* _Task_:
Collect every line in the records below that contains the word "احمد".

* _Material for the task_:

-- Start --

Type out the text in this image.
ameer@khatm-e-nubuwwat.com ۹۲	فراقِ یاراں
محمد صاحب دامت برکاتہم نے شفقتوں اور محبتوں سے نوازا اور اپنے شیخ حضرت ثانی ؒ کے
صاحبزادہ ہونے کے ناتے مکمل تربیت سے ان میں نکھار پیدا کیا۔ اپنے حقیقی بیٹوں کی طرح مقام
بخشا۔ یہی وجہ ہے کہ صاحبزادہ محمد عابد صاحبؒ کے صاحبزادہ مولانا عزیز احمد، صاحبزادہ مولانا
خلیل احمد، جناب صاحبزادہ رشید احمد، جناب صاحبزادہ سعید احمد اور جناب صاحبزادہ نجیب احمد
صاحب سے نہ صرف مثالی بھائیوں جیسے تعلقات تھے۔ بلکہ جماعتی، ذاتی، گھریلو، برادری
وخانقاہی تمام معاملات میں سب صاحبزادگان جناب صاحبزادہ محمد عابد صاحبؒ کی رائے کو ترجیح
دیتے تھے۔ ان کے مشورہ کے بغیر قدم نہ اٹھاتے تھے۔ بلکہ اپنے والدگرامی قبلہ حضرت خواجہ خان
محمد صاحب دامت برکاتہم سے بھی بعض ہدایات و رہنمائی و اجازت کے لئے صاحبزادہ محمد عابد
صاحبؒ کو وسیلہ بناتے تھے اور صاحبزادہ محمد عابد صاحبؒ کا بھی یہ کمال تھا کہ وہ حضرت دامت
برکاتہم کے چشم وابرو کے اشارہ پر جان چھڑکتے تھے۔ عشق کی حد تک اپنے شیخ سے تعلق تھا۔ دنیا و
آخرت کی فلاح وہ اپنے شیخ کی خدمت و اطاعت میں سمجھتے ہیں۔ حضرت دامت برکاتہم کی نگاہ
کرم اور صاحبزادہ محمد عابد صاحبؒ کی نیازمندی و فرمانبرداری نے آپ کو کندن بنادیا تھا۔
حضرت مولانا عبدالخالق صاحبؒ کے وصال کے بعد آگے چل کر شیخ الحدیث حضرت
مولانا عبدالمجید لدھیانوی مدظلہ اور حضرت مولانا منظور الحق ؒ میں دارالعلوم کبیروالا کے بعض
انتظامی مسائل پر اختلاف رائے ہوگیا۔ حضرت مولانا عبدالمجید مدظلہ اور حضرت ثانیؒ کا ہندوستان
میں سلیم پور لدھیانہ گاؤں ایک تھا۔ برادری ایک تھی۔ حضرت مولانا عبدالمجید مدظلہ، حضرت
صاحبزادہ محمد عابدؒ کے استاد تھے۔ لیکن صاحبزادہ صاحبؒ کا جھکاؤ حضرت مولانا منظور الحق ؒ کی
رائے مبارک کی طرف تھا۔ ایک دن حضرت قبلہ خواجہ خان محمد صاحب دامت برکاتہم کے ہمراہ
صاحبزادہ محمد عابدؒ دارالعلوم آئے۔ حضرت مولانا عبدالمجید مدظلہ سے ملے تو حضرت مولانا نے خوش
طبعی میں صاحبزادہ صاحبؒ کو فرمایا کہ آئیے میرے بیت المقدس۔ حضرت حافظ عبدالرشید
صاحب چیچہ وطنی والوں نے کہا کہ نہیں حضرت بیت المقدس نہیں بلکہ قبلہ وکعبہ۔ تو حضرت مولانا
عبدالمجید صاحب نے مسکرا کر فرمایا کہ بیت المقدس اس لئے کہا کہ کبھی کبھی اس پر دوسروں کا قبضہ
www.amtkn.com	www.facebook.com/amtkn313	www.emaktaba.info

-- End --

* _Solution_:
بخشا۔ یہی وجہ ہے کہ صاحبزادہ محمد عابد صاحبؒ کے صاحبزادہ مولانا عزیز احمد، صاحبزادہ مولانا
خلیل احمد، جناب صاحبزادہ رشید احمد، جناب صاحبزادہ سعید احمد اور جناب صاحبزادہ نجیب احمد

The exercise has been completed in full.